◆ **Written instruction**
Reproduce each line from the records that holds "this".

..........

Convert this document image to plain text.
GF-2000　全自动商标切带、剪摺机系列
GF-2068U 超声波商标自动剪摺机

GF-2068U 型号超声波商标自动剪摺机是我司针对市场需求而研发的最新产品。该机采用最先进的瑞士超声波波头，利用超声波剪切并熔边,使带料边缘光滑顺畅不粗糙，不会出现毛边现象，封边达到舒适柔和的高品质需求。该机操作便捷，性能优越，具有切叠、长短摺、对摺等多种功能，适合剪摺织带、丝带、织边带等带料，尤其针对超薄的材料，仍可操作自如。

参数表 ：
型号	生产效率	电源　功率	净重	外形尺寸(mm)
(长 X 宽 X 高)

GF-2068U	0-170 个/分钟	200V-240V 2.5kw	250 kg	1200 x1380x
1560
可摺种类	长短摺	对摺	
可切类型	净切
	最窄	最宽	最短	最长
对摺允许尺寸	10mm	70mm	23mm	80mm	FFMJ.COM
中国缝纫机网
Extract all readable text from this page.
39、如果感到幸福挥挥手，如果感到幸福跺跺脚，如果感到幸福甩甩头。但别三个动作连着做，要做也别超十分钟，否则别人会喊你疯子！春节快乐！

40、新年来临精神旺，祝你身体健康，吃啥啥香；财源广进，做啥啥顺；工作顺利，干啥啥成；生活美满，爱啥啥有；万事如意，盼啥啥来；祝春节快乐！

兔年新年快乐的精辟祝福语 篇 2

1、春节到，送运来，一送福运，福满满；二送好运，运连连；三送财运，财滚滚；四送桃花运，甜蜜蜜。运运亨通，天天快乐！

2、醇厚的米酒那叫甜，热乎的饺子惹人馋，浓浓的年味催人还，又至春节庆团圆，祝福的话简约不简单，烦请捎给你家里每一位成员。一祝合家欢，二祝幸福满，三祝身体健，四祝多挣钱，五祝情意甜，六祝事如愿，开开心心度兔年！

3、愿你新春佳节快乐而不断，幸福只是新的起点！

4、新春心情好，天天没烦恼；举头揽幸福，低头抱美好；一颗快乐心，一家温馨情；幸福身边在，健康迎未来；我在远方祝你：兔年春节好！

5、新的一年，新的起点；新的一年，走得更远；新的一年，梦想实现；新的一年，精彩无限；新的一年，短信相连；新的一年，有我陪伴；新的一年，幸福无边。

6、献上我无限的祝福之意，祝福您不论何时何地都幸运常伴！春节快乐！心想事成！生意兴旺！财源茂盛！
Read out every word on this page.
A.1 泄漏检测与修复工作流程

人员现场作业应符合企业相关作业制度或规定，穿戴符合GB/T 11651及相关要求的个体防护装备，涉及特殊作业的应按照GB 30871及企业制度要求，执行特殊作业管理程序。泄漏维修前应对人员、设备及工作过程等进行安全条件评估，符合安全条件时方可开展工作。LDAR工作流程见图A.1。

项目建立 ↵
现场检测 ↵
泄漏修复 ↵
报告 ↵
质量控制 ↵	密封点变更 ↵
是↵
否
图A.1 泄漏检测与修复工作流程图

..........

◆ **Exercise solution**
Convert this document image to plain text.
Extract all readable text from this page.
Read out every word on this page.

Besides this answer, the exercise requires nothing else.